§ To be done
Could every line of the data be printed exactly as it reads?

§ Provided material
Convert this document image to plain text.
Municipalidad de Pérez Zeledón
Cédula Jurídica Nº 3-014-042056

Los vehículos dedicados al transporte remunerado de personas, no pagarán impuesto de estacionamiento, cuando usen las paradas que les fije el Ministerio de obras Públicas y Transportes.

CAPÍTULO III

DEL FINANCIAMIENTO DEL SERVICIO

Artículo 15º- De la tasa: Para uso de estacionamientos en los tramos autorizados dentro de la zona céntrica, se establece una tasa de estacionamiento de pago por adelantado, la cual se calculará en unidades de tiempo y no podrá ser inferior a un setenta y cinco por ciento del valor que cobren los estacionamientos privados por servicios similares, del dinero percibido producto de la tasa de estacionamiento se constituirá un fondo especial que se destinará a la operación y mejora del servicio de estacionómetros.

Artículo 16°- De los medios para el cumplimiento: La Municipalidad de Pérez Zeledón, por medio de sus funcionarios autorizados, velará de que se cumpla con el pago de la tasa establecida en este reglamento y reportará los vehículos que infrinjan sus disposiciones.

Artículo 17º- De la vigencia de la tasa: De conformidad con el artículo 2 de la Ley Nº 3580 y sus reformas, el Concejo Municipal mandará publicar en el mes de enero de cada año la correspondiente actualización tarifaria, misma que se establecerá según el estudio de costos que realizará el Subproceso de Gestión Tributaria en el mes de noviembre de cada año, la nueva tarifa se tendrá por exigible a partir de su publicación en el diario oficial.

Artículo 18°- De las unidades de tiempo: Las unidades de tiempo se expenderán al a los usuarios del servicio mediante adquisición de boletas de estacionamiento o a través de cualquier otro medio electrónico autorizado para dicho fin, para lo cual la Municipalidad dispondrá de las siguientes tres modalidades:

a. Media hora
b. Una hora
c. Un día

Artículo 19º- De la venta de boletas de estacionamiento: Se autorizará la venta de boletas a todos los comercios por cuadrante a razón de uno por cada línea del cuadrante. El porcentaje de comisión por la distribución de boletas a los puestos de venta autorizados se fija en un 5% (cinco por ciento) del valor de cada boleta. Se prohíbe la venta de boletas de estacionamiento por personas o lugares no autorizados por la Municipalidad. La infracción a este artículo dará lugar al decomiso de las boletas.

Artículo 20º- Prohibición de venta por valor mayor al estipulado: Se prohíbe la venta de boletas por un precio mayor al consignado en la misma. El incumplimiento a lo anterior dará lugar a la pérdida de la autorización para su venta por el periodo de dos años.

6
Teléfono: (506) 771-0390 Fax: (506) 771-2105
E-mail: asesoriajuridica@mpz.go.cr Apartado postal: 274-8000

§ Response below
Convert this document image to plain text.
Municipalidad de Pérez Zeledón
Cédula Jurídica Nº 3-014-042056

Los vehículos dedicados al transporte remunerado de personas, no pagarán impuesto de estacionamiento, cuando usen las paradas que les fije el Ministerio de obras Públicas y Transportes.

CAPÍTULO III

DEL FINANCIAMIENTO DEL SERVICIO

Artículo 15º- De la tasa: Para uso de estacionamientos en los tramos autorizados dentro de la zona céntrica, se establece una tasa de estacionamiento de pago por adelantado, la cual se calculará en unidades de tiempo y no podrá ser inferior a un setenta y cinco por ciento del valor que cobren los estacionamientos privados por servicios similares, del dinero percibido producto de la tasa de estacionamiento se constituirá un fondo especial que se destinará a la operación y mejora del servicio de estacionómetros.

Artículo 16°- De los medios para el cumplimiento: La Municipalidad de Pérez Zeledón, por medio de sus funcionarios autorizados, velará de que se cumpla con el pago de la tasa establecida en este reglamento y reportará los vehículos que infrinjan sus disposiciones.

Artículo 17º- De la vigencia de la tasa: De conformidad con el artículo 2 de la Ley Nº 3580 y sus reformas, el Concejo Municipal mandará publicar en el mes de enero de cada año la correspondiente actualización tarifaria, misma que se establecerá según el estudio de costos que realizará el Subproceso de Gestión Tributaria en el mes de noviembre de cada año, la nueva tarifa se tendrá por exigible a partir de su publicación en el diario oficial.

Artículo 18°- De las unidades de tiempo: Las unidades de tiempo se expenderán al a los usuarios del servicio mediante adquisición de boletas de estacionamiento o a través de cualquier otro medio electrónico autorizado para dicho fin, para lo cual la Municipalidad dispondrá de las siguientes tres modalidades:

a. Media hora
b. Una hora
c. Un día

Artículo 19º- De la venta de boletas de estacionamiento: Se autorizará la venta de boletas a todos los comercios por cuadrante a razón de uno por cada línea del cuadrante. El porcentaje de comisión por la distribución de boletas a los puestos de venta autorizados se fija en un 5% (cinco por ciento) del valor de cada boleta. Se prohíbe la venta de boletas de estacionamiento por personas o lugares no autorizados por la Municipalidad. La infracción a este artículo dará lugar al decomiso de las boletas.

Artículo 20º- Prohibición de venta por valor mayor al estipulado: Se prohíbe la venta de boletas por un precio mayor al consignado en la misma. El incumplimiento a lo anterior dará lugar a la pérdida de la autorización para su venta por el periodo de dos años.

6
Teléfono: (506) 771-0390 Fax: (506) 771-2105
E-mail: asesoriajuridica@mpz.go.cr Apartado postal: 274-8000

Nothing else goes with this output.